## Data rows
★ ★ ★ ★ ★ ★ ★
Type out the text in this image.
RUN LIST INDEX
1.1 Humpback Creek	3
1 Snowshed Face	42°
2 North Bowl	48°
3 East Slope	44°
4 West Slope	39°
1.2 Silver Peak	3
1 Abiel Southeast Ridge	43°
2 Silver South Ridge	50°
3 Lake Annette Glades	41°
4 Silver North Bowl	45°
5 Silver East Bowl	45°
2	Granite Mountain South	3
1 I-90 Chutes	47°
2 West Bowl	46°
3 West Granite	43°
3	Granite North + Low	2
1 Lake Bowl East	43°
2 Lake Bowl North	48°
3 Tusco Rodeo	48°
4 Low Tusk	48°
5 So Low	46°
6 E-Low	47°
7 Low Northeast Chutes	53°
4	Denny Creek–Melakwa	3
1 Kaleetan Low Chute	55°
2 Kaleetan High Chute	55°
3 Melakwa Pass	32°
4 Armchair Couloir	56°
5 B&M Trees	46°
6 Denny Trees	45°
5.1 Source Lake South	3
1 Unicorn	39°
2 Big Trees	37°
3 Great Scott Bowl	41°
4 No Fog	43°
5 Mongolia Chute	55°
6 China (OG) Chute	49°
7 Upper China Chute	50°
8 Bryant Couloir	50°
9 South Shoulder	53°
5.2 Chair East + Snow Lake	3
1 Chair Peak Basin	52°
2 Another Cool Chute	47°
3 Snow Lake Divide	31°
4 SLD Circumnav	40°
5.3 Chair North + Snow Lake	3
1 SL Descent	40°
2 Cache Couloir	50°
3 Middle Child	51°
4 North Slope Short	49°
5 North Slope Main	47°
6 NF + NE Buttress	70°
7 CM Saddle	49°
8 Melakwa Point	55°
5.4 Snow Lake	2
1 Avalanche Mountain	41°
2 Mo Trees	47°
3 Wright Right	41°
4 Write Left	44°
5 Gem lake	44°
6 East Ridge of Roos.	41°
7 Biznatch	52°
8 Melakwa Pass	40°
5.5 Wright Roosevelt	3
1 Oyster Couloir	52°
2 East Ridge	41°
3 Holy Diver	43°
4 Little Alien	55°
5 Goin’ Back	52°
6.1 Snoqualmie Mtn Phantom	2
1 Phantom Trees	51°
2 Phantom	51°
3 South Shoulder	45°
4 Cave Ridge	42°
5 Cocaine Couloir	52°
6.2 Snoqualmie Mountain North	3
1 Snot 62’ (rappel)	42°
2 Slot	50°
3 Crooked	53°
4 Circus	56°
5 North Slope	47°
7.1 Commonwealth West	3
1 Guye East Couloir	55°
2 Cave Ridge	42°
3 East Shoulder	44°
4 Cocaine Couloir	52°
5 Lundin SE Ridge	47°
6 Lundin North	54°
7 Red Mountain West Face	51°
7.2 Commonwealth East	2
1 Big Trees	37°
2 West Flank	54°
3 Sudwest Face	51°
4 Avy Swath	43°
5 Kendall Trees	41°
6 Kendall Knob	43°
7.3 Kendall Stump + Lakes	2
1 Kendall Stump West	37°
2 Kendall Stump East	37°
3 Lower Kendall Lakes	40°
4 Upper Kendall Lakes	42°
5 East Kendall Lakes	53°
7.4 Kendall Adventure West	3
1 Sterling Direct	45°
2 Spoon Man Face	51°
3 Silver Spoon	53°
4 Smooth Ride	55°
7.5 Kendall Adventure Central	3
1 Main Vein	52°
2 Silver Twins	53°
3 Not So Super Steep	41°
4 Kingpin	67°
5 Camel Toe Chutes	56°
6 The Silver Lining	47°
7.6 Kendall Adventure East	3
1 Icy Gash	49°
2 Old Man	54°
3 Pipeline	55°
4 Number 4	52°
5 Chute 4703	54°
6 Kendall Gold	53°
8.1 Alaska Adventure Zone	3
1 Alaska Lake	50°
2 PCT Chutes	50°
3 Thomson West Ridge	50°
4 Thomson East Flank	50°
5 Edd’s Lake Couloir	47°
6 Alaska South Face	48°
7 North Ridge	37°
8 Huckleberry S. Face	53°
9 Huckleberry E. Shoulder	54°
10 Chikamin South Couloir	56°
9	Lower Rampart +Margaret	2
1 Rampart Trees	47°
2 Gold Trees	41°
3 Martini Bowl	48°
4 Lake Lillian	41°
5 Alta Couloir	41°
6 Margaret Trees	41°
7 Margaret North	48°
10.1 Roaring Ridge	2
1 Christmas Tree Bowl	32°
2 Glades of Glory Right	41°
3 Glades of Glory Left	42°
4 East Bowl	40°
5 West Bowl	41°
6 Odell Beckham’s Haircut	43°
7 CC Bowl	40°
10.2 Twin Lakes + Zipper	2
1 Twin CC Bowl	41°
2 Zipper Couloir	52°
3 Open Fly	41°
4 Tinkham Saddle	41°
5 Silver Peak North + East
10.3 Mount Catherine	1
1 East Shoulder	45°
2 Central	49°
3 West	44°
★ ★ ★ ★ ★ ★ ★
## Goal of the exercise
Reply with one number: the count of lines in the entries that include the word "China".

## Answer for this exercise
2